**GOAL:**
Lift every line from the entries that includes the word "name".

## begin RAW DATA

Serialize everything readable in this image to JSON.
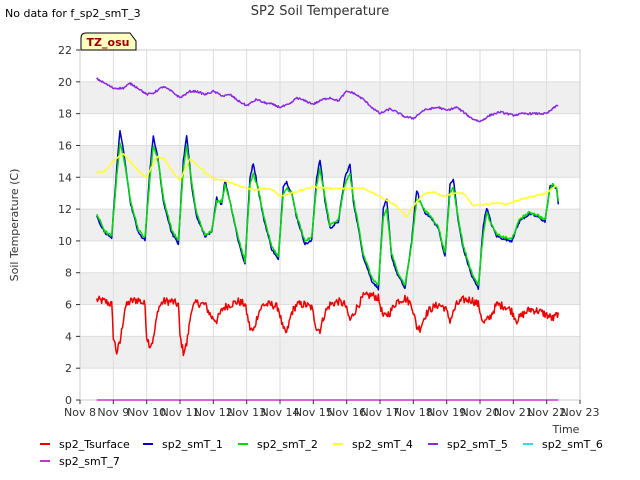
{
  "note": "No data for f_sp2_smT_3",
  "badge": "TZ_osu",
  "chart_data": {
    "type": "line",
    "title": "SP2 Soil Temperature",
    "xlabel": "Time",
    "ylabel": "Soil Temperature (C)",
    "xlim": [
      8,
      23
    ],
    "ylim": [
      0,
      22
    ],
    "x_ticks": [
      "Nov 8",
      "Nov 9",
      "Nov 10",
      "Nov 11",
      "Nov 12",
      "Nov 13",
      "Nov 14",
      "Nov 15",
      "Nov 16",
      "Nov 17",
      "Nov 18",
      "Nov 19",
      "Nov 20",
      "Nov 21",
      "Nov 22",
      "Nov 23"
    ],
    "y_ticks": [
      0,
      2,
      4,
      6,
      8,
      10,
      12,
      14,
      16,
      18,
      20,
      22
    ],
    "grid": true,
    "background_bands": [
      "#ffffff",
      "#efefef"
    ],
    "legend_position": "bottom",
    "series": [
      {
        "name": "sp2_Tsurface",
        "color": "#ee0000",
        "noise": 0.25,
        "x": [
          8.5,
          8.75,
          8.95,
          9.0,
          9.1,
          9.2,
          9.35,
          9.5,
          9.75,
          9.95,
          10.0,
          10.1,
          10.2,
          10.35,
          10.5,
          10.75,
          10.95,
          11.0,
          11.1,
          11.2,
          11.35,
          11.5,
          11.75,
          11.95,
          12.1,
          12.3,
          12.5,
          12.75,
          12.95,
          13.1,
          13.2,
          13.35,
          13.5,
          13.75,
          13.95,
          14.1,
          14.2,
          14.35,
          14.5,
          14.75,
          14.95,
          15.1,
          15.2,
          15.35,
          15.5,
          15.75,
          15.95,
          16.1,
          16.3,
          16.5,
          16.75,
          16.95,
          17.1,
          17.3,
          17.5,
          17.75,
          17.95,
          18.1,
          18.2,
          18.35,
          18.5,
          18.75,
          18.95,
          19.1,
          19.3,
          19.5,
          19.75,
          19.95,
          20.1,
          20.3,
          20.5,
          20.75,
          20.95,
          21.1,
          21.3,
          21.5,
          21.75,
          21.95,
          22.2,
          22.35
        ],
        "y": [
          6.3,
          6.2,
          6.0,
          4.0,
          3.0,
          3.6,
          5.8,
          6.2,
          6.3,
          6.0,
          4.0,
          3.4,
          3.8,
          5.8,
          6.2,
          6.2,
          6.0,
          4.0,
          3.0,
          3.5,
          5.8,
          6.1,
          6.0,
          5.2,
          5.0,
          5.8,
          6.0,
          6.2,
          6.0,
          4.5,
          4.3,
          5.5,
          6.0,
          6.0,
          5.8,
          4.4,
          4.2,
          5.5,
          6.0,
          6.0,
          5.8,
          4.5,
          4.4,
          5.5,
          6.0,
          6.2,
          6.0,
          5.0,
          5.8,
          6.5,
          6.6,
          6.4,
          5.2,
          5.5,
          6.2,
          6.4,
          6.0,
          4.6,
          4.5,
          5.3,
          5.7,
          6.0,
          5.8,
          5.0,
          6.0,
          6.3,
          6.3,
          6.0,
          4.8,
          5.2,
          6.0,
          5.9,
          5.6,
          5.0,
          5.4,
          5.7,
          5.6,
          5.4,
          5.1,
          5.5
        ]
      },
      {
        "name": "sp2_smT_1",
        "color": "#0000cc",
        "noise": 0.08,
        "x": [
          8.5,
          8.75,
          8.95,
          9.1,
          9.2,
          9.35,
          9.5,
          9.75,
          9.95,
          10.1,
          10.2,
          10.35,
          10.5,
          10.75,
          10.95,
          11.1,
          11.2,
          11.35,
          11.5,
          11.75,
          11.95,
          12.1,
          12.25,
          12.35,
          12.5,
          12.75,
          12.95,
          13.1,
          13.2,
          13.35,
          13.5,
          13.75,
          13.95,
          14.1,
          14.2,
          14.35,
          14.5,
          14.75,
          14.95,
          15.1,
          15.2,
          15.35,
          15.5,
          15.75,
          15.95,
          16.1,
          16.2,
          16.35,
          16.5,
          16.75,
          16.95,
          17.1,
          17.2,
          17.35,
          17.5,
          17.75,
          17.95,
          18.1,
          18.2,
          18.35,
          18.5,
          18.75,
          18.95,
          19.1,
          19.2,
          19.35,
          19.5,
          19.75,
          19.95,
          20.1,
          20.2,
          20.35,
          20.5,
          20.75,
          20.95,
          21.2,
          21.5,
          21.75,
          21.95,
          22.1,
          22.2,
          22.3,
          22.35
        ],
        "y": [
          11.5,
          10.5,
          10.2,
          14.5,
          17.0,
          15.0,
          12.5,
          10.5,
          10.0,
          14.5,
          16.6,
          15.0,
          12.5,
          10.5,
          9.8,
          15.0,
          16.6,
          13.5,
          11.5,
          10.3,
          10.5,
          12.7,
          12.3,
          13.8,
          12.5,
          10.0,
          8.5,
          14.0,
          14.9,
          13.2,
          11.5,
          9.5,
          8.8,
          13.5,
          13.7,
          13.0,
          11.5,
          9.8,
          10.0,
          14.0,
          15.1,
          12.5,
          10.8,
          11.2,
          14.0,
          14.8,
          12.5,
          10.8,
          9.0,
          7.5,
          7.0,
          12.0,
          12.6,
          9.0,
          8.0,
          7.0,
          10.0,
          13.2,
          12.5,
          11.8,
          11.5,
          10.8,
          9.0,
          13.5,
          13.9,
          11.2,
          9.5,
          7.8,
          7.0,
          11.0,
          12.1,
          11.0,
          10.3,
          10.1,
          10.0,
          11.3,
          11.7,
          11.5,
          11.2,
          13.4,
          13.5,
          13.2,
          12.3
        ]
      },
      {
        "name": "sp2_smT_2",
        "color": "#00dd00",
        "noise": 0.08,
        "x": [
          8.5,
          8.75,
          8.95,
          9.1,
          9.2,
          9.35,
          9.5,
          9.75,
          9.95,
          10.1,
          10.2,
          10.35,
          10.5,
          10.75,
          10.95,
          11.1,
          11.2,
          11.35,
          11.5,
          11.75,
          11.95,
          12.1,
          12.25,
          12.35,
          12.5,
          12.75,
          12.95,
          13.1,
          13.2,
          13.35,
          13.5,
          13.75,
          13.95,
          14.1,
          14.2,
          14.35,
          14.5,
          14.75,
          14.95,
          15.1,
          15.2,
          15.35,
          15.5,
          15.75,
          15.95,
          16.1,
          16.2,
          16.35,
          16.5,
          16.75,
          16.95,
          17.1,
          17.2,
          17.35,
          17.5,
          17.75,
          17.95,
          18.1,
          18.2,
          18.35,
          18.5,
          18.75,
          18.95,
          19.1,
          19.2,
          19.35,
          19.5,
          19.75,
          19.95,
          20.1,
          20.2,
          20.35,
          20.5,
          20.75,
          20.95,
          21.2,
          21.5,
          21.75,
          21.95,
          22.1,
          22.2,
          22.3,
          22.35
        ],
        "y": [
          11.7,
          10.6,
          10.3,
          14.0,
          16.2,
          14.8,
          12.7,
          10.7,
          10.2,
          14.0,
          16.0,
          15.0,
          12.7,
          10.7,
          10.0,
          14.5,
          16.0,
          13.7,
          11.7,
          10.4,
          10.6,
          12.5,
          12.5,
          13.5,
          12.5,
          10.2,
          8.7,
          13.5,
          14.2,
          13.3,
          11.6,
          9.7,
          9.0,
          13.0,
          13.3,
          13.0,
          11.6,
          10.0,
          10.2,
          13.5,
          14.5,
          12.7,
          11.0,
          11.3,
          13.6,
          14.2,
          12.7,
          11.0,
          9.2,
          7.7,
          7.2,
          11.5,
          12.0,
          9.2,
          8.2,
          7.2,
          9.8,
          12.6,
          12.5,
          11.9,
          11.6,
          10.9,
          9.2,
          13.0,
          13.4,
          11.4,
          9.7,
          8.0,
          7.2,
          10.5,
          11.8,
          11.0,
          10.4,
          10.2,
          10.1,
          11.4,
          11.8,
          11.6,
          11.3,
          13.3,
          13.6,
          13.3,
          12.5
        ]
      },
      {
        "name": "sp2_smT_4",
        "color": "#ffff33",
        "noise": 0.05,
        "x": [
          8.5,
          8.75,
          9.0,
          9.3,
          9.5,
          9.8,
          10.0,
          10.3,
          10.5,
          10.8,
          11.0,
          11.3,
          11.5,
          11.8,
          12.0,
          12.3,
          12.6,
          13.0,
          13.3,
          13.5,
          13.8,
          14.0,
          14.5,
          15.0,
          15.5,
          16.0,
          16.5,
          17.0,
          17.5,
          17.8,
          18.0,
          18.3,
          18.6,
          18.9,
          19.2,
          19.5,
          19.8,
          20.2,
          20.5,
          20.8,
          21.2,
          21.6,
          22.0,
          22.3
        ],
        "y": [
          14.3,
          14.4,
          15.0,
          15.5,
          15.0,
          14.3,
          14.0,
          15.3,
          15.2,
          14.3,
          13.8,
          15.2,
          14.8,
          14.2,
          13.9,
          13.8,
          13.6,
          13.3,
          13.2,
          13.3,
          13.2,
          12.8,
          13.1,
          13.4,
          13.3,
          13.3,
          13.3,
          12.8,
          12.2,
          11.5,
          12.2,
          12.9,
          13.1,
          12.8,
          13.0,
          13.0,
          12.2,
          12.3,
          12.4,
          12.3,
          12.6,
          12.8,
          13.0,
          13.5
        ]
      },
      {
        "name": "sp2_smT_5",
        "color": "#8a2be2",
        "noise": 0.06,
        "x": [
          8.5,
          8.75,
          9.0,
          9.3,
          9.5,
          9.75,
          10.0,
          10.2,
          10.5,
          10.75,
          11.0,
          11.3,
          11.5,
          11.75,
          12.0,
          12.3,
          12.5,
          12.75,
          13.0,
          13.3,
          13.5,
          13.75,
          14.0,
          14.3,
          14.5,
          14.75,
          15.0,
          15.3,
          15.5,
          15.75,
          16.0,
          16.2,
          16.5,
          16.75,
          17.0,
          17.3,
          17.5,
          17.75,
          18.0,
          18.3,
          18.5,
          18.75,
          19.0,
          19.3,
          19.5,
          19.75,
          20.0,
          20.3,
          20.6,
          21.0,
          21.3,
          21.6,
          22.0,
          22.3,
          22.35
        ],
        "y": [
          20.2,
          19.9,
          19.6,
          19.6,
          19.9,
          19.6,
          19.2,
          19.3,
          19.7,
          19.4,
          19.0,
          19.4,
          19.4,
          19.2,
          19.4,
          19.1,
          19.2,
          18.8,
          18.5,
          18.9,
          18.7,
          18.6,
          18.4,
          18.6,
          19.0,
          18.8,
          18.6,
          18.9,
          19.0,
          18.8,
          19.4,
          19.3,
          18.9,
          18.4,
          18.0,
          18.3,
          18.1,
          17.8,
          17.7,
          18.2,
          18.3,
          18.4,
          18.2,
          18.4,
          18.1,
          17.7,
          17.5,
          17.9,
          18.1,
          17.9,
          18.0,
          18.0,
          18.0,
          18.5,
          18.5
        ]
      },
      {
        "name": "sp2_smT_6",
        "color": "#33dddd",
        "noise": 0,
        "x": [],
        "y": []
      },
      {
        "name": "sp2_smT_7",
        "color": "#cc33cc",
        "noise": 0,
        "x": [
          8.5,
          22.35
        ],
        "y": [
          0.0,
          0.0
        ]
      }
    ]
  }
}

## end RAW DATA

**OUTPUT OF THE EXERCISE:**
        "name": "sp2_Tsurface",
        "name": "sp2_smT_1",
        "name": "sp2_smT_2",
        "name": "sp2_smT_4",
        "name": "sp2_smT_5",
        "name": "sp2_smT_6",
        "name": "sp2_smT_7",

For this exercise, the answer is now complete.